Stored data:
====
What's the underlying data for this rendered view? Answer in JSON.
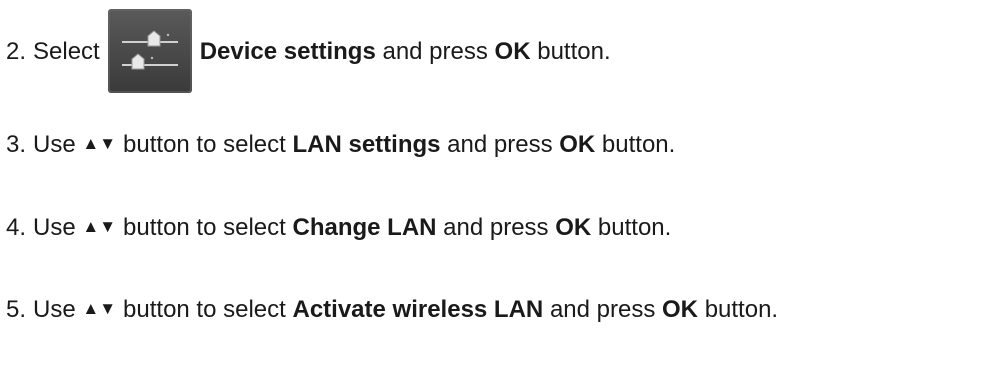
{
  "steps": [
    {
      "number": "2.",
      "pre": "Select",
      "icon": "device-settings-sliders-icon",
      "bold": "Device settings",
      "mid": "and press",
      "bold2": "OK",
      "post": "button."
    },
    {
      "number": "3.",
      "pre": "Use",
      "arrows": "▲▼",
      "mid1": "button to select",
      "bold": "LAN settings",
      "mid2": "and press",
      "bold2": "OK",
      "post": "button."
    },
    {
      "number": "4.",
      "pre": "Use",
      "arrows": "▲▼",
      "mid1": "button to select",
      "bold": "Change LAN",
      "mid2": "and press",
      "bold2": "OK",
      "post": "button."
    },
    {
      "number": "5.",
      "pre": "Use",
      "arrows": "▲▼",
      "mid1": "button to select",
      "bold": "Activate wireless LAN",
      "mid2": "and press",
      "bold2": "OK",
      "post": "button."
    }
  ],
  "colors": {
    "text": "#1a1a1a",
    "icon_bg": "#4a4a4a",
    "icon_line": "#cfcfcf"
  }
}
====
◆ Stated problem: Every record gets retyped exactly; no picture goes into the copy.

◆ Expected answer:
What's the underlying data for this rendered view? Answer in JSON.
{
  "steps": [
    {
      "number": "2.",
      "pre": "Select",
      "icon": "device-settings-sliders-icon",
      "bold": "Device settings",
      "mid": "and press",
      "bold2": "OK",
      "post": "button."
    },
    {
      "number": "3.",
      "pre": "Use",
      "arrows": "▲▼",
      "mid1": "button to select",
      "bold": "LAN settings",
      "mid2": "and press",
      "bold2": "OK",
      "post": "button."
    },
    {
      "number": "4.",
      "pre": "Use",
      "arrows": "▲▼",
      "mid1": "button to select",
      "bold": "Change LAN",
      "mid2": "and press",
      "bold2": "OK",
      "post": "button."
    },
    {
      "number": "5.",
      "pre": "Use",
      "arrows": "▲▼",
      "mid1": "button to select",
      "bold": "Activate wireless LAN",
      "mid2": "and press",
      "bold2": "OK",
      "post": "button."
    }
  ],
  "colors": {
    "text": "#1a1a1a",
    "icon_bg": "#4a4a4a",
    "icon_line": "#cfcfcf"
  }
}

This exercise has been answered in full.